Items from a data source:
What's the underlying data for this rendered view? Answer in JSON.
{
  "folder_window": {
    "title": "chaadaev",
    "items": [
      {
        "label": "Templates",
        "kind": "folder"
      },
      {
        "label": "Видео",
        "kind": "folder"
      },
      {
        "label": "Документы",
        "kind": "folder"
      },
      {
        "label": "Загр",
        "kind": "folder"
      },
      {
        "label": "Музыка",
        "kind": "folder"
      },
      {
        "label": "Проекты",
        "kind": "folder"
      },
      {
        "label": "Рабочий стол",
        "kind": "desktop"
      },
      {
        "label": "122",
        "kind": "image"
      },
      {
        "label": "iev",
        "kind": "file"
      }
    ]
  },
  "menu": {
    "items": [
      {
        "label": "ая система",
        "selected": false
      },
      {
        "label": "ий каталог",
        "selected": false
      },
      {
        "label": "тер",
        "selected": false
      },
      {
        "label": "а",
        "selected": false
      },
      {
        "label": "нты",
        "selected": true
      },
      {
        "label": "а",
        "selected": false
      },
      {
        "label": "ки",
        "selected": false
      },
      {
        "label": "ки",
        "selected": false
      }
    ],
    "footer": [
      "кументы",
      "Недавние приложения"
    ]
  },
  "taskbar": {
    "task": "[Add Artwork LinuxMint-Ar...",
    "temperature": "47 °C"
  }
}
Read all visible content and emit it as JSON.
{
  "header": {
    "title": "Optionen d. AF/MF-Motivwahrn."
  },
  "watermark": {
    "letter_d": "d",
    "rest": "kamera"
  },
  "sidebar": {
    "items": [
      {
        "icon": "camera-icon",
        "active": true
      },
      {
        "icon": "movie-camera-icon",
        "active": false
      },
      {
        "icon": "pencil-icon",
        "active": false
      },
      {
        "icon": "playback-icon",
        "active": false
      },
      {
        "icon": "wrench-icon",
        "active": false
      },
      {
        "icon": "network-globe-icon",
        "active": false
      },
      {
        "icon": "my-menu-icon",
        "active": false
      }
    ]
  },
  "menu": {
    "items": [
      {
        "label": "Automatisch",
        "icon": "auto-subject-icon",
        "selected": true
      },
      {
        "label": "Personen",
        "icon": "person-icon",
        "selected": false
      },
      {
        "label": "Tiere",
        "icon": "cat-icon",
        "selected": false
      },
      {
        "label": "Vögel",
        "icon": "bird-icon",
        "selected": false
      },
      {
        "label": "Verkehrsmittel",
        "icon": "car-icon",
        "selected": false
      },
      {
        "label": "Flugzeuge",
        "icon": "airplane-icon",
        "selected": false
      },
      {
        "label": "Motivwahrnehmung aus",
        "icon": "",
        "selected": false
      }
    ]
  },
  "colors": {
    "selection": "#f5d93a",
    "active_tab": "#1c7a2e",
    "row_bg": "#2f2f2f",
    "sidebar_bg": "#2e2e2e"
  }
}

What you need to do – Reproduce the material above without altering a single character.

The answer –
What's the underlying data for this rendered view? Answer in JSON.
{
  "folder_window": {
    "title": "chaadaev",
    "items": [
      {
        "label": "Templates",
        "kind": "folder"
      },
      {
        "label": "Видео",
        "kind": "folder"
      },
      {
        "label": "Документы",
        "kind": "folder"
      },
      {
        "label": "Загр",
        "kind": "folder"
      },
      {
        "label": "Музыка",
        "kind": "folder"
      },
      {
        "label": "Проекты",
        "kind": "folder"
      },
      {
        "label": "Рабочий стол",
        "kind": "desktop"
      },
      {
        "label": "122",
        "kind": "image"
      },
      {
        "label": "iev",
        "kind": "file"
      }
    ]
  },
  "menu": {
    "items": [
      {
        "label": "ая система",
        "selected": false
      },
      {
        "label": "ий каталог",
        "selected": false
      },
      {
        "label": "тер",
        "selected": false
      },
      {
        "label": "а",
        "selected": false
      },
      {
        "label": "нты",
        "selected": true
      },
      {
        "label": "а",
        "selected": false
      },
      {
        "label": "ки",
        "selected": false
      },
      {
        "label": "ки",
        "selected": false
      }
    ],
    "footer": [
      "кументы",
      "Недавние приложения"
    ]
  },
  "taskbar": {
    "task": "[Add Artwork LinuxMint-Ar...",
    "temperature": "47 °C"
  }
}
Read all visible content and emit it as JSON.
{
  "header": {
    "title": "Optionen d. AF/MF-Motivwahrn."
  },
  "watermark": {
    "letter_d": "d",
    "rest": "kamera"
  },
  "sidebar": {
    "items": [
      {
        "icon": "camera-icon",
        "active": true
      },
      {
        "icon": "movie-camera-icon",
        "active": false
      },
      {
        "icon": "pencil-icon",
        "active": false
      },
      {
        "icon": "playback-icon",
        "active": false
      },
      {
        "icon": "wrench-icon",
        "active": false
      },
      {
        "icon": "network-globe-icon",
        "active": false
      },
      {
        "icon": "my-menu-icon",
        "active": false
      }
    ]
  },
  "menu": {
    "items": [
      {
        "label": "Automatisch",
        "icon": "auto-subject-icon",
        "selected": true
      },
      {
        "label": "Personen",
        "icon": "person-icon",
        "selected": false
      },
      {
        "label": "Tiere",
        "icon": "cat-icon",
        "selected": false
      },
      {
        "label": "Vögel",
        "icon": "bird-icon",
        "selected": false
      },
      {
        "label": "Verkehrsmittel",
        "icon": "car-icon",
        "selected": false
      },
      {
        "label": "Flugzeuge",
        "icon": "airplane-icon",
        "selected": false
      },
      {
        "label": "Motivwahrnehmung aus",
        "icon": "",
        "selected": false
      }
    ]
  },
  "colors": {
    "selection": "#f5d93a",
    "active_tab": "#1c7a2e",
    "row_bg": "#2f2f2f",
    "sidebar_bg": "#2e2e2e"
  }
}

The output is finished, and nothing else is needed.